### Instructions:
[a] In the page on mounting Azure Data Lake, which role must be assigned to the service principal?
[b] From the page on mounting Azure Data Lake, write out everything from "Mounting Azure Data" down to "the following configuration.".

### Supplied passage:
Mounting Azure Data Lake
Hadoop configuration options set using spark.conf.set(...)
are not accessible via SparkContext
. This means that while they are visible to the DataFrame and Dataset API, they are not visible to the RDD API. For this reason we must mount the ADL with DBFS via OAuth.
As a prerequisite to mounting an ADL instance you must first create a serivce principal. When performing the steps in the Assign the application to a role section of the article, make sure to assign the Storage Blob Data Contributor role to the service principal. When performing the steps in the Get values for signing in section of the article, paste the tenant ID, application ID, and authentication key values into a text file. You'll need those for the following configuration.
configs = {
"fs.azure.account.auth.type": "OAuth",
"fs.azure.account.oauth.provider.type":"org.apache.hadoop.fs.azurebfs.oauth2.ClientCredsTokenProvider",
"fs.azure.account.oauth2.client.id":"<service-client-id>",
"fs.azure.account.oauth2.client.secret":"<service-client-secret",
"fs.azure.account.oauth2.client.endpoint":"https://login.microsoftonline.com/<your-directory-id>/oauth2/token",
"fs.azure.createRemoteFileSystemDuringInitialization": "true"}
dbutils.fs.mount(
source = "abfss://<file-system>@<account-name>.dfs.core.windows.net/",
mount_point = "/mnt/<mount-name>",
extra_configs = configs)
Mounting S3
ACCESS_KEY = "<access-key>"
SECRET_KEY = "<secret-key>"
ENCODED_SECRET_KEY = SECRET_KEY.replace("/", "%2F")

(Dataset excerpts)
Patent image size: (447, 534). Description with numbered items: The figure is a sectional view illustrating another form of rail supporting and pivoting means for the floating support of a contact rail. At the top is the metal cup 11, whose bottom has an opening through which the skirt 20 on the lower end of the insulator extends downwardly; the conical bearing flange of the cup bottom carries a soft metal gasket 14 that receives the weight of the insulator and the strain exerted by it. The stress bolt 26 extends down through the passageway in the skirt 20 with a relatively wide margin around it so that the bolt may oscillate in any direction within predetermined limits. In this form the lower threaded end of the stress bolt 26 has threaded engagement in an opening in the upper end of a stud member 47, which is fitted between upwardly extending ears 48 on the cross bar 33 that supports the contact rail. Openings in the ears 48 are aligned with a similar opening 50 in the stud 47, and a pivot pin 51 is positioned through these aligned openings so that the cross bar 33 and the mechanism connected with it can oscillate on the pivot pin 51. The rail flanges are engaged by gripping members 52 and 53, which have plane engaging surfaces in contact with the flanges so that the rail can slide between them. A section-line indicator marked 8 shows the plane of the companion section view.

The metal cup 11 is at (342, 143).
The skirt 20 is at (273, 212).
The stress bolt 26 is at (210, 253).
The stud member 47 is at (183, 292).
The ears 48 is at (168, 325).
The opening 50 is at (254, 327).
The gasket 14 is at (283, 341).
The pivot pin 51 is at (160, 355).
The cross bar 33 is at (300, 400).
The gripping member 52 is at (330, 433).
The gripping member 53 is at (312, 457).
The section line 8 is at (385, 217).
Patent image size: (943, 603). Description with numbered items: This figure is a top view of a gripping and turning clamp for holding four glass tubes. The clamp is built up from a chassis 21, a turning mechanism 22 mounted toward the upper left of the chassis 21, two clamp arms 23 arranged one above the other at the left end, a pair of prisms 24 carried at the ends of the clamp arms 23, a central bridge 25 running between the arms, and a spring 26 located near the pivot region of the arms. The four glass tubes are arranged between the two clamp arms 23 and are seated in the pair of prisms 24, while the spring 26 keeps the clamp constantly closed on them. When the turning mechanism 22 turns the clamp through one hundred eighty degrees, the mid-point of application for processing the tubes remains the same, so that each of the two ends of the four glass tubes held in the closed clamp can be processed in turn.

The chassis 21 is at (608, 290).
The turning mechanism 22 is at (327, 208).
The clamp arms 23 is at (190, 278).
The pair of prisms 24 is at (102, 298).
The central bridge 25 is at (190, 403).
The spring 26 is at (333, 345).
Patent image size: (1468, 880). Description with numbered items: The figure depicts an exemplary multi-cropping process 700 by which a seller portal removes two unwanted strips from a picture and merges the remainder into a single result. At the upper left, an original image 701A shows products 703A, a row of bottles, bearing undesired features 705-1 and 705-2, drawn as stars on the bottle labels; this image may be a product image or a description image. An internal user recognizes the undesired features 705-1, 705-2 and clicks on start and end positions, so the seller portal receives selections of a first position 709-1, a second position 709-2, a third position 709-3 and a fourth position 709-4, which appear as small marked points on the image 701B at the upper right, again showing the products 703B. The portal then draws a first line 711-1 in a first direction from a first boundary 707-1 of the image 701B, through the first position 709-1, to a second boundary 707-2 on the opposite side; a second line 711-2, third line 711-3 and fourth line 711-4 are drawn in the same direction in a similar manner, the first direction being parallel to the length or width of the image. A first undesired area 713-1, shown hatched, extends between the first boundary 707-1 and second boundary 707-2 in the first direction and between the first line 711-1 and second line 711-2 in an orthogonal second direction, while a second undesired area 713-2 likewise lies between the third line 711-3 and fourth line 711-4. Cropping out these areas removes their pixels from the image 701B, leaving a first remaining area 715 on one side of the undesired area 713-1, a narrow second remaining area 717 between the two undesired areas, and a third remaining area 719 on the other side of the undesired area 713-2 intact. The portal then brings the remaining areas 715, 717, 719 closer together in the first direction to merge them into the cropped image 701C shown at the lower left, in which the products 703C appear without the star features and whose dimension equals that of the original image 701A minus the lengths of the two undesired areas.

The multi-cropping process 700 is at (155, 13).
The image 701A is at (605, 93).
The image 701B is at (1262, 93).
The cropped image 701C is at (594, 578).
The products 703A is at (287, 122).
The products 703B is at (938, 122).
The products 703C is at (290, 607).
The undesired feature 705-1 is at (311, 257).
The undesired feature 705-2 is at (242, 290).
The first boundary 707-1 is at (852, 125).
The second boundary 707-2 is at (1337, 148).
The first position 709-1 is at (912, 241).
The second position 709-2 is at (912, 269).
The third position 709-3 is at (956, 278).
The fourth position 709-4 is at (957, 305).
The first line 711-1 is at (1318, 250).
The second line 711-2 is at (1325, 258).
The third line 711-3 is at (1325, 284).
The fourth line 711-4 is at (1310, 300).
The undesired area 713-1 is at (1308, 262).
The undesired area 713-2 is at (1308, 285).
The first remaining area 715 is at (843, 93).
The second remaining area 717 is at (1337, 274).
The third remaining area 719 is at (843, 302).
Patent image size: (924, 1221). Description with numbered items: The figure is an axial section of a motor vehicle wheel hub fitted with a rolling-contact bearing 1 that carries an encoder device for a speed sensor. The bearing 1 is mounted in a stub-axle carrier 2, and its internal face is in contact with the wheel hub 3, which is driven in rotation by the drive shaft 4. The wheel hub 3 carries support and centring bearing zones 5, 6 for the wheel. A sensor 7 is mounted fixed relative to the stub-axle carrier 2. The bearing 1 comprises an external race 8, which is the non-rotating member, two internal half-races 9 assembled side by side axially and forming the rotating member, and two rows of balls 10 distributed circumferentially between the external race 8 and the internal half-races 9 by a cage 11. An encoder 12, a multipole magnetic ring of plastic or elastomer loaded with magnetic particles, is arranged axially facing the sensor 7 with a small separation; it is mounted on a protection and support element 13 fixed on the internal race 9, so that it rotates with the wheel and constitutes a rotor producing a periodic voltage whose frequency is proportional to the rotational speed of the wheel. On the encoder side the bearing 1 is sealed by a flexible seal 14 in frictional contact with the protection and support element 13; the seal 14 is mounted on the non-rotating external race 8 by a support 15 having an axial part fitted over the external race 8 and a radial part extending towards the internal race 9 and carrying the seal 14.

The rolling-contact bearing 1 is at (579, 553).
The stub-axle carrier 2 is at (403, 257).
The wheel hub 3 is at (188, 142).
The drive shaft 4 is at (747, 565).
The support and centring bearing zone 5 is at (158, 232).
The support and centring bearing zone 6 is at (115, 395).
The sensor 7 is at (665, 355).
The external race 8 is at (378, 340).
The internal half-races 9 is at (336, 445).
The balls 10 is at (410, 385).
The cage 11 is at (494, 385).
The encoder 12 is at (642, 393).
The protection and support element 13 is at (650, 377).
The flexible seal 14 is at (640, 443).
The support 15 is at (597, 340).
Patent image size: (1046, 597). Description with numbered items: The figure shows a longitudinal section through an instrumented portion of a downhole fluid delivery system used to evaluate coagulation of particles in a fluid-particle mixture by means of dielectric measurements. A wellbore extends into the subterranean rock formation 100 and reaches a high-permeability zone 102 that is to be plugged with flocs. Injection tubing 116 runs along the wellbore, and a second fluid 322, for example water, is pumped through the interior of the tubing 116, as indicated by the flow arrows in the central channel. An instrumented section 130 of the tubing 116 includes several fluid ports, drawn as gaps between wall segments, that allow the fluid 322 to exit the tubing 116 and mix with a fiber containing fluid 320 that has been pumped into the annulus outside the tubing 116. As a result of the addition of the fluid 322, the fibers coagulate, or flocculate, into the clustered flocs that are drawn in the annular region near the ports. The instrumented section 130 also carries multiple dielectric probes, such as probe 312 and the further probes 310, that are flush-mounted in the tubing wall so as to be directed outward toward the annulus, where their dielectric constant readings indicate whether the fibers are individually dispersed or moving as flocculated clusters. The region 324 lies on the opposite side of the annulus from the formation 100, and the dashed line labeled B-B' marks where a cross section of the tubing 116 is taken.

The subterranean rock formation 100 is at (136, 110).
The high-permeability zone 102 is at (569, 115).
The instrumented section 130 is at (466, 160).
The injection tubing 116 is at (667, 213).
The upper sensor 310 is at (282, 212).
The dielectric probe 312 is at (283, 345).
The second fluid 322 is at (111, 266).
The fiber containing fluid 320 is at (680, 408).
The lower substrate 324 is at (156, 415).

### Expected outputs:
[a] The Storage Blob Data Contributor role.

[b]
Mounting Azure Data Lake
Hadoop configuration options set using spark.conf.set(...)
are not accessible via SparkContext
. This means that while they are visible to the DataFrame and Dataset API, they are not visible to the RDD API. For this reason we must mount the ADL with DBFS via OAuth.
As a prerequisite to mounting an ADL instance you must first create a serivce principal. When performing the steps in the Assign the application to a role section of the article, make sure to assign the Storage Blob Data Contributor role to the service principal. When performing the steps in the Get values for signing in section of the article, paste the tenant ID, application ID, and authentication key values into a text file. You'll need those for the following configuration.